# Pomp limit!! And a unusual catch from the surf



## Redchaser09 (May 12, 2014)

Hit moblie st this morning about 630 hit the limit on pomp by eleven caught some unsized also.. all on fleas. Three black tips sharks caught on fresh dead shrimp. Lady's on fresh dead and fleas one nice ray. Belive it or not I caught my first cobia he's was about 23-28 inches long didn't get the tape because I freaking dropped him.. As I was taking the hook out!!! thought he was a shark until he got close. Moblie street just keeps gettin better! No catfish thank god.. All in all a great day of fishing!!!!


----------



## fishin for pompanos (May 10, 2012)

Nice report and congrats on your limit of pomps.


----------



## toddboy23 (Apr 29, 2014)

Wow man! I've got to get back down there. When's the next trip?


----------



## pompano67 (Oct 28, 2013)

Do this
From the fishing thread above, print word for word the passage starting with "## Redchaser09 (May" and going on through "(May 10, 2012)".

Layout annotation data
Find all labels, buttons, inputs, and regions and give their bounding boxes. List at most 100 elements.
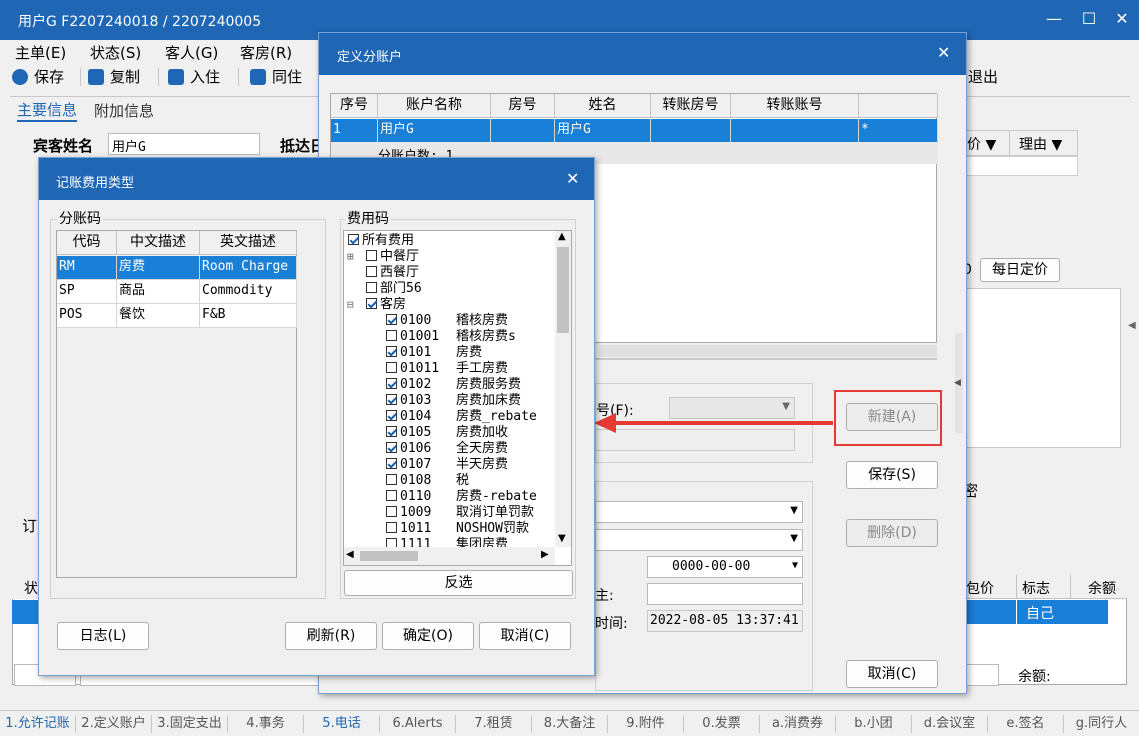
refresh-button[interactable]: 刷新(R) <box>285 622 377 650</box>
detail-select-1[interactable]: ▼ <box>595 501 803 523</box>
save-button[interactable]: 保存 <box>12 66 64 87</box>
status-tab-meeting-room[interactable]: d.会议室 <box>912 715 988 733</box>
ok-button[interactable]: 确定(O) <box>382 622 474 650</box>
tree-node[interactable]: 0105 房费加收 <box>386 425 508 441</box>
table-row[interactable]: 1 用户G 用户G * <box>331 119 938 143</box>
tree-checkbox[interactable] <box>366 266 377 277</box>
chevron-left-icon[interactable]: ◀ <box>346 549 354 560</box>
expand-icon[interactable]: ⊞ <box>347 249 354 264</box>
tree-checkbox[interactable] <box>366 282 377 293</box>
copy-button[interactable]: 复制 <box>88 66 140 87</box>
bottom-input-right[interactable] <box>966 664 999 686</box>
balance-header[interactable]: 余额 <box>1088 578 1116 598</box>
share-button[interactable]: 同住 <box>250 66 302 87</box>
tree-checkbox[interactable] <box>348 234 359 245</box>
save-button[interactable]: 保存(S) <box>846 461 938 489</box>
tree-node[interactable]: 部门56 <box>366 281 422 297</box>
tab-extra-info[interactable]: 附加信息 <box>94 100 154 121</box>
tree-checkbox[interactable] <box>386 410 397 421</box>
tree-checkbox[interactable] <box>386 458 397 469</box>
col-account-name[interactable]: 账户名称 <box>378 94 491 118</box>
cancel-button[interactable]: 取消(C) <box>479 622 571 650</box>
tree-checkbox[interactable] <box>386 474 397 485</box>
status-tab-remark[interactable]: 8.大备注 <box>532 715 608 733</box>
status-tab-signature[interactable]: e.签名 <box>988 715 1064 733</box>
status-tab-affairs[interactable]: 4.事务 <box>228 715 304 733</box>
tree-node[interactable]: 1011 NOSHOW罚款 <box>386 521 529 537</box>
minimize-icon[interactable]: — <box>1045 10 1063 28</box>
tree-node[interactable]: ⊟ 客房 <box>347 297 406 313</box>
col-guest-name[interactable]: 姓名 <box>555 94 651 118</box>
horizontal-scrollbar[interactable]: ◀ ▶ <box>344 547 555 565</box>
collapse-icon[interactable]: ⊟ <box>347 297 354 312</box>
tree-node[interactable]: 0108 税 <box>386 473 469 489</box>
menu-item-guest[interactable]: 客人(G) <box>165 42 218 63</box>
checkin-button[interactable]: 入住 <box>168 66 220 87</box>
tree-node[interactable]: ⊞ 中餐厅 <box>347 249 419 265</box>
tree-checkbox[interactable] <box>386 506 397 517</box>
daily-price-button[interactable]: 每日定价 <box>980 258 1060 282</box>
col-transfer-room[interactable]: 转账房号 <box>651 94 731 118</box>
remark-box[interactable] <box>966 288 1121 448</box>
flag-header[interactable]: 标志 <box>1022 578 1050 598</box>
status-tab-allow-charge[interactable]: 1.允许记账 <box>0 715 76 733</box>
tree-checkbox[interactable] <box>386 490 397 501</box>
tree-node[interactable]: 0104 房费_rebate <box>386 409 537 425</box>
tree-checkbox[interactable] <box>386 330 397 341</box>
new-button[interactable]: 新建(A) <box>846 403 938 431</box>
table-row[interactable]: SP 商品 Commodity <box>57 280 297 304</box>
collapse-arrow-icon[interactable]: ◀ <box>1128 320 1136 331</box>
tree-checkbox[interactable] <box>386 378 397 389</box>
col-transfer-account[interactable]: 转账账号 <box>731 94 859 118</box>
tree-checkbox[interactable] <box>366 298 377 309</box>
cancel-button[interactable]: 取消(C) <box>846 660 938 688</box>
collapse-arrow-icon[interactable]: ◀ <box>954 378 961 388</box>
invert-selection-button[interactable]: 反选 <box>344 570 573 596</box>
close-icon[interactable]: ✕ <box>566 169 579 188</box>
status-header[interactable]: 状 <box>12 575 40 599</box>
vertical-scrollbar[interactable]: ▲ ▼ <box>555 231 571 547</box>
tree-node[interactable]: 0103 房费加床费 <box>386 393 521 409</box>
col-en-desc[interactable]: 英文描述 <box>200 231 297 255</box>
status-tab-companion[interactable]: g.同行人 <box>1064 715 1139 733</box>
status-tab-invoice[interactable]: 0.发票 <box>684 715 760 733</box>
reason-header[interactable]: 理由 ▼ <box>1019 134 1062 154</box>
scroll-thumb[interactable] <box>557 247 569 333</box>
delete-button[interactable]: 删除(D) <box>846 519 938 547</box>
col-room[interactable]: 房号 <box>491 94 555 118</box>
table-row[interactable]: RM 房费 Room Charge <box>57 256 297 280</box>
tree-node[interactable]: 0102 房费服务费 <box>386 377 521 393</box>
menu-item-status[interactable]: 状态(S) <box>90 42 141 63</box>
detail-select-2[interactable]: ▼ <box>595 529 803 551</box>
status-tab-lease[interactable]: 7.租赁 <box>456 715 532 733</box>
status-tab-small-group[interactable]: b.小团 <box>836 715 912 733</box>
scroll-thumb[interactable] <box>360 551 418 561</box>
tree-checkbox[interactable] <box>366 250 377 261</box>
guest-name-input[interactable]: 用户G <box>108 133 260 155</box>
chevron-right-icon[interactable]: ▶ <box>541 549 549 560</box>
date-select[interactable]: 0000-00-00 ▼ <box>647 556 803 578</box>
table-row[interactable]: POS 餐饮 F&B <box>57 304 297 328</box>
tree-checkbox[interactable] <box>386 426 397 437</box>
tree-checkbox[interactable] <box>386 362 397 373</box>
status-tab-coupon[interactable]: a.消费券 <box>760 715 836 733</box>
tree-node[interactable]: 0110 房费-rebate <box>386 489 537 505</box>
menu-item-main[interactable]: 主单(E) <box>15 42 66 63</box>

Written answer
## Redchaser09 (May 12, 2014)

Hit moblie st this morning about 630 hit the limit on pomp by eleven caught some unsized also.. all on fleas. Three black tips sharks caught on fresh dead shrimp. Lady's on fresh dead and fleas one nice ray. Belive it or not I caught my first cobia he's was about 23-28 inches long didn't get the tape because I freaking dropped him.. As I was taking the hook out!!! thought he was a shark until he got close. Moblie street just keeps gettin better! No catfish thank god.. All in all a great day of fishing!!!!


----------



## fishin for pompanos (May 10, 2012)